All of the records listed below should be retyped exactly.

--- start Dataset records ---

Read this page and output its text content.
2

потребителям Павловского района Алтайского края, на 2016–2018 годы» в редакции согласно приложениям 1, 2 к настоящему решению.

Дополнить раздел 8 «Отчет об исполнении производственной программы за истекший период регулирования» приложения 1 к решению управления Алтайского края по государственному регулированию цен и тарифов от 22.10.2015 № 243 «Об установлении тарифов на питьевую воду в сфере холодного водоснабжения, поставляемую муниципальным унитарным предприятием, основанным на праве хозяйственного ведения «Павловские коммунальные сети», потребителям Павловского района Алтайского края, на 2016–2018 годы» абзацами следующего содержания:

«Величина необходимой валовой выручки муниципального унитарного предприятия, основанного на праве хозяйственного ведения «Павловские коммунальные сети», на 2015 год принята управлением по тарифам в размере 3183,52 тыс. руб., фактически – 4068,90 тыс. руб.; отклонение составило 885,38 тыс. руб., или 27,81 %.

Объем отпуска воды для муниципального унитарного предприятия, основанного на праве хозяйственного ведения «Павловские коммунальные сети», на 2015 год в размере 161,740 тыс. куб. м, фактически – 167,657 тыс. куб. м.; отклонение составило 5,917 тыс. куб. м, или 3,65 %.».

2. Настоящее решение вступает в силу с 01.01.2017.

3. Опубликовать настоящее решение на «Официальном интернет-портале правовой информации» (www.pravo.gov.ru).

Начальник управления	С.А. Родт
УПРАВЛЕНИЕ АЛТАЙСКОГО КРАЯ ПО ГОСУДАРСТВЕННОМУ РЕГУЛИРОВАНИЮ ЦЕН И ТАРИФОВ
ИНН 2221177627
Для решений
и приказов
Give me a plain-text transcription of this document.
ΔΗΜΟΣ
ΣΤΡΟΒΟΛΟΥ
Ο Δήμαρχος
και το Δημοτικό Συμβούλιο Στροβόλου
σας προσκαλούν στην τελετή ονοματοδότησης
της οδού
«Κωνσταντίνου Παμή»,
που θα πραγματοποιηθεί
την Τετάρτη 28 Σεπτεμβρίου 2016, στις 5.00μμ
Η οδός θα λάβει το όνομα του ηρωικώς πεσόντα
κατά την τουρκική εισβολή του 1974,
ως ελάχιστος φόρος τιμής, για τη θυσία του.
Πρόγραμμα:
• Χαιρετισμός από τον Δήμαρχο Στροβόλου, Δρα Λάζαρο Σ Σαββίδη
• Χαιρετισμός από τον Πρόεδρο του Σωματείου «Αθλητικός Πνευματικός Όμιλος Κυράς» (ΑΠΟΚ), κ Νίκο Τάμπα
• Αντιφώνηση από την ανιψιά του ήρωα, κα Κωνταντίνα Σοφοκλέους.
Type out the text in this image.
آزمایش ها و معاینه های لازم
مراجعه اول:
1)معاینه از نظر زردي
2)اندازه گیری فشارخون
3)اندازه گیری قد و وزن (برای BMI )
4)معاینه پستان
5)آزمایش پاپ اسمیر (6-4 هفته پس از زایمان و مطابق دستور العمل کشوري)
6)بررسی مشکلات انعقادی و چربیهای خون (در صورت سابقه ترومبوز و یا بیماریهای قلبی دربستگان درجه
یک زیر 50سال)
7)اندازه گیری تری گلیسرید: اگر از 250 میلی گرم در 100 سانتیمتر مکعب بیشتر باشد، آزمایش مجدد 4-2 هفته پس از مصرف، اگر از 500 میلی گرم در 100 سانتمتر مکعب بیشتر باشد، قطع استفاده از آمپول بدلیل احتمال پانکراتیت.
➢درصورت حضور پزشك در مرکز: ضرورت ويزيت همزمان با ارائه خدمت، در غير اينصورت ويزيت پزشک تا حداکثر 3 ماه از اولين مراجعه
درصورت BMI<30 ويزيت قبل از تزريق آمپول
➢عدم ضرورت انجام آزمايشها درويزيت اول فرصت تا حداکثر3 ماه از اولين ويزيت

--- end Dataset records ---

Answer to the exercise
Read this page and output its text content.
2

потребителям Павловского района Алтайского края, на 2016–2018 годы» в редакции согласно приложениям 1, 2 к настоящему решению.

Дополнить раздел 8 «Отчет об исполнении производственной программы за истекший период регулирования» приложения 1 к решению управления Алтайского края по государственному регулированию цен и тарифов от 22.10.2015 № 243 «Об установлении тарифов на питьевую воду в сфере холодного водоснабжения, поставляемую муниципальным унитарным предприятием, основанным на праве хозяйственного ведения «Павловские коммунальные сети», потребителям Павловского района Алтайского края, на 2016–2018 годы» абзацами следующего содержания:

«Величина необходимой валовой выручки муниципального унитарного предприятия, основанного на праве хозяйственного ведения «Павловские коммунальные сети», на 2015 год принята управлением по тарифам в размере 3183,52 тыс. руб., фактически – 4068,90 тыс. руб.; отклонение составило 885,38 тыс. руб., или 27,81 %.

Объем отпуска воды для муниципального унитарного предприятия, основанного на праве хозяйственного ведения «Павловские коммунальные сети», на 2015 год в размере 161,740 тыс. куб. м, фактически – 167,657 тыс. куб. м.; отклонение составило 5,917 тыс. куб. м, или 3,65 %.».

2. Настоящее решение вступает в силу с 01.01.2017.

3. Опубликовать настоящее решение на «Официальном интернет-портале правовой информации» (www.pravo.gov.ru).

Начальник управления	С.А. Родт
УПРАВЛЕНИЕ АЛТАЙСКОГО КРАЯ ПО ГОСУДАРСТВЕННОМУ РЕГУЛИРОВАНИЮ ЦЕН И ТАРИФОВ
ИНН 2221177627
Для решений
и приказов
Give me a plain-text transcription of this document.
ΔΗΜΟΣ
ΣΤΡΟΒΟΛΟΥ
Ο Δήμαρχος
και το Δημοτικό Συμβούλιο Στροβόλου
σας προσκαλούν στην τελετή ονοματοδότησης
της οδού
«Κωνσταντίνου Παμή»,
που θα πραγματοποιηθεί
την Τετάρτη 28 Σεπτεμβρίου 2016, στις 5.00μμ
Η οδός θα λάβει το όνομα του ηρωικώς πεσόντα
κατά την τουρκική εισβολή του 1974,
ως ελάχιστος φόρος τιμής, για τη θυσία του.
Πρόγραμμα:
• Χαιρετισμός από τον Δήμαρχο Στροβόλου, Δρα Λάζαρο Σ Σαββίδη
• Χαιρετισμός από τον Πρόεδρο του Σωματείου «Αθλητικός Πνευματικός Όμιλος Κυράς» (ΑΠΟΚ), κ Νίκο Τάμπα
• Αντιφώνηση από την ανιψιά του ήρωα, κα Κωνταντίνα Σοφοκλέους.
Type out the text in this image.
آزمایش ها و معاینه های لازم
مراجعه اول:
1)معاینه از نظر زردي
2)اندازه گیری فشارخون
3)اندازه گیری قد و وزن (برای BMI )
4)معاینه پستان
5)آزمایش پاپ اسمیر (6-4 هفته پس از زایمان و مطابق دستور العمل کشوري)
6)بررسی مشکلات انعقادی و چربیهای خون (در صورت سابقه ترومبوز و یا بیماریهای قلبی دربستگان درجه
یک زیر 50سال)
7)اندازه گیری تری گلیسرید: اگر از 250 میلی گرم در 100 سانتیمتر مکعب بیشتر باشد، آزمایش مجدد 4-2 هفته پس از مصرف، اگر از 500 میلی گرم در 100 سانتمتر مکعب بیشتر باشد، قطع استفاده از آمپول بدلیل احتمال پانکراتیت.
➢درصورت حضور پزشك در مرکز: ضرورت ويزيت همزمان با ارائه خدمت، در غير اينصورت ويزيت پزشک تا حداکثر 3 ماه از اولين مراجعه
درصورت BMI<30 ويزيت قبل از تزريق آمپول
➢عدم ضرورت انجام آزمايشها درويزيت اول فرصت تا حداکثر3 ماه از اولين ويزيت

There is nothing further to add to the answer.